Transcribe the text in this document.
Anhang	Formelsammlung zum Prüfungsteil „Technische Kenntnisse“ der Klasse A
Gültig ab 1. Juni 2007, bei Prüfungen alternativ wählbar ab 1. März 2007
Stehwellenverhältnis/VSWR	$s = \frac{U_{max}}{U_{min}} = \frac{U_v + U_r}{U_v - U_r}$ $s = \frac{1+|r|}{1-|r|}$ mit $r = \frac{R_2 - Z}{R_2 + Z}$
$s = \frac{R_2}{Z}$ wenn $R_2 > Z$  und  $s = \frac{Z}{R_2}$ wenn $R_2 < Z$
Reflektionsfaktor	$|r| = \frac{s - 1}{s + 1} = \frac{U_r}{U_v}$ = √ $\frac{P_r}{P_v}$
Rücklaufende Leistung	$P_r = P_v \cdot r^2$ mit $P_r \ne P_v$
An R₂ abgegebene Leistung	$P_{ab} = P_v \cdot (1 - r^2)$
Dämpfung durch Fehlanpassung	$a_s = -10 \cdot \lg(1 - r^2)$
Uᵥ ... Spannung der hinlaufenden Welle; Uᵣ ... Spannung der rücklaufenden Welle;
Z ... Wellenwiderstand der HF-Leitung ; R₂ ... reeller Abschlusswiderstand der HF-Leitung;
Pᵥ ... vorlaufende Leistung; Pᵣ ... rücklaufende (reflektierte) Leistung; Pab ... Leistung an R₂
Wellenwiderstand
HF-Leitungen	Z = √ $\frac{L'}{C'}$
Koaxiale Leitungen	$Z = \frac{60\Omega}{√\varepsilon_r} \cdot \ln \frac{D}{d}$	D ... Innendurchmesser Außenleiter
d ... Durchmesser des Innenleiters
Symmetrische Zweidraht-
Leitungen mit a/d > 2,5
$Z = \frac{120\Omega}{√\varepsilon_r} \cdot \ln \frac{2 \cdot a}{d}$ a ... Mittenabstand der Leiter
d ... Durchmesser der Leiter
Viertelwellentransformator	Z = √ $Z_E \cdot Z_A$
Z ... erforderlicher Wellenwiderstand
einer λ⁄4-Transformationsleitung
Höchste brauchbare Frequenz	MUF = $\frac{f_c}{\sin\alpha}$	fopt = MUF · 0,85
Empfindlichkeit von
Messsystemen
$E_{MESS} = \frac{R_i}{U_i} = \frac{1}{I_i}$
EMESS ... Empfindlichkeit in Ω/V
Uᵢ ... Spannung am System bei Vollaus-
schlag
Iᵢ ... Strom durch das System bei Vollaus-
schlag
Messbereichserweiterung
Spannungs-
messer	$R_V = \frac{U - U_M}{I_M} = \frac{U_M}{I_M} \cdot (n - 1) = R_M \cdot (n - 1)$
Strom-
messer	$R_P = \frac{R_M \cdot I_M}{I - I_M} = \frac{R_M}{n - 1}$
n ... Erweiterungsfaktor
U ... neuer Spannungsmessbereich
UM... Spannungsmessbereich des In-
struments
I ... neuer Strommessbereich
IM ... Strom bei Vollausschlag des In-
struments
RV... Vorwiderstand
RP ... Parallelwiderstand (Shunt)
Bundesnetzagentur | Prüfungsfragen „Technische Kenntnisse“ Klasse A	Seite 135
....................
▶ [Challenge]:
Restate the data above exactly, keeping each word as it stands.

▶ [Written answer]:
Transcribe the text in this document.
Anhang	Formelsammlung zum Prüfungsteil „Technische Kenntnisse“ der Klasse A
Gültig ab 1. Juni 2007, bei Prüfungen alternativ wählbar ab 1. März 2007
Stehwellenverhältnis/VSWR	$s = \frac{U_{max}}{U_{min}} = \frac{U_v + U_r}{U_v - U_r}$ $s = \frac{1+|r|}{1-|r|}$ mit $r = \frac{R_2 - Z}{R_2 + Z}$
$s = \frac{R_2}{Z}$ wenn $R_2 > Z$  und  $s = \frac{Z}{R_2}$ wenn $R_2 < Z$
Reflektionsfaktor	$|r| = \frac{s - 1}{s + 1} = \frac{U_r}{U_v}$ = √ $\frac{P_r}{P_v}$
Rücklaufende Leistung	$P_r = P_v \cdot r^2$ mit $P_r \ne P_v$
An R₂ abgegebene Leistung	$P_{ab} = P_v \cdot (1 - r^2)$
Dämpfung durch Fehlanpassung	$a_s = -10 \cdot \lg(1 - r^2)$
Uᵥ ... Spannung der hinlaufenden Welle; Uᵣ ... Spannung der rücklaufenden Welle;
Z ... Wellenwiderstand der HF-Leitung ; R₂ ... reeller Abschlusswiderstand der HF-Leitung;
Pᵥ ... vorlaufende Leistung; Pᵣ ... rücklaufende (reflektierte) Leistung; Pab ... Leistung an R₂
Wellenwiderstand
HF-Leitungen	Z = √ $\frac{L'}{C'}$
Koaxiale Leitungen	$Z = \frac{60\Omega}{√\varepsilon_r} \cdot \ln \frac{D}{d}$	D ... Innendurchmesser Außenleiter
d ... Durchmesser des Innenleiters
Symmetrische Zweidraht-
Leitungen mit a/d > 2,5
$Z = \frac{120\Omega}{√\varepsilon_r} \cdot \ln \frac{2 \cdot a}{d}$ a ... Mittenabstand der Leiter
d ... Durchmesser der Leiter
Viertelwellentransformator	Z = √ $Z_E \cdot Z_A$
Z ... erforderlicher Wellenwiderstand
einer λ⁄4-Transformationsleitung
Höchste brauchbare Frequenz	MUF = $\frac{f_c}{\sin\alpha}$	fopt = MUF · 0,85
Empfindlichkeit von
Messsystemen
$E_{MESS} = \frac{R_i}{U_i} = \frac{1}{I_i}$
EMESS ... Empfindlichkeit in Ω/V
Uᵢ ... Spannung am System bei Vollaus-
schlag
Iᵢ ... Strom durch das System bei Vollaus-
schlag
Messbereichserweiterung
Spannungs-
messer	$R_V = \frac{U - U_M}{I_M} = \frac{U_M}{I_M} \cdot (n - 1) = R_M \cdot (n - 1)$
Strom-
messer	$R_P = \frac{R_M \cdot I_M}{I - I_M} = \frac{R_M}{n - 1}$
n ... Erweiterungsfaktor
U ... neuer Spannungsmessbereich
UM... Spannungsmessbereich des In-
struments
I ... neuer Strommessbereich
IM ... Strom bei Vollausschlag des In-
struments
RV... Vorwiderstand
RP ... Parallelwiderstand (Shunt)
Bundesnetzagentur | Prüfungsfragen „Technische Kenntnisse“ Klasse A	Seite 135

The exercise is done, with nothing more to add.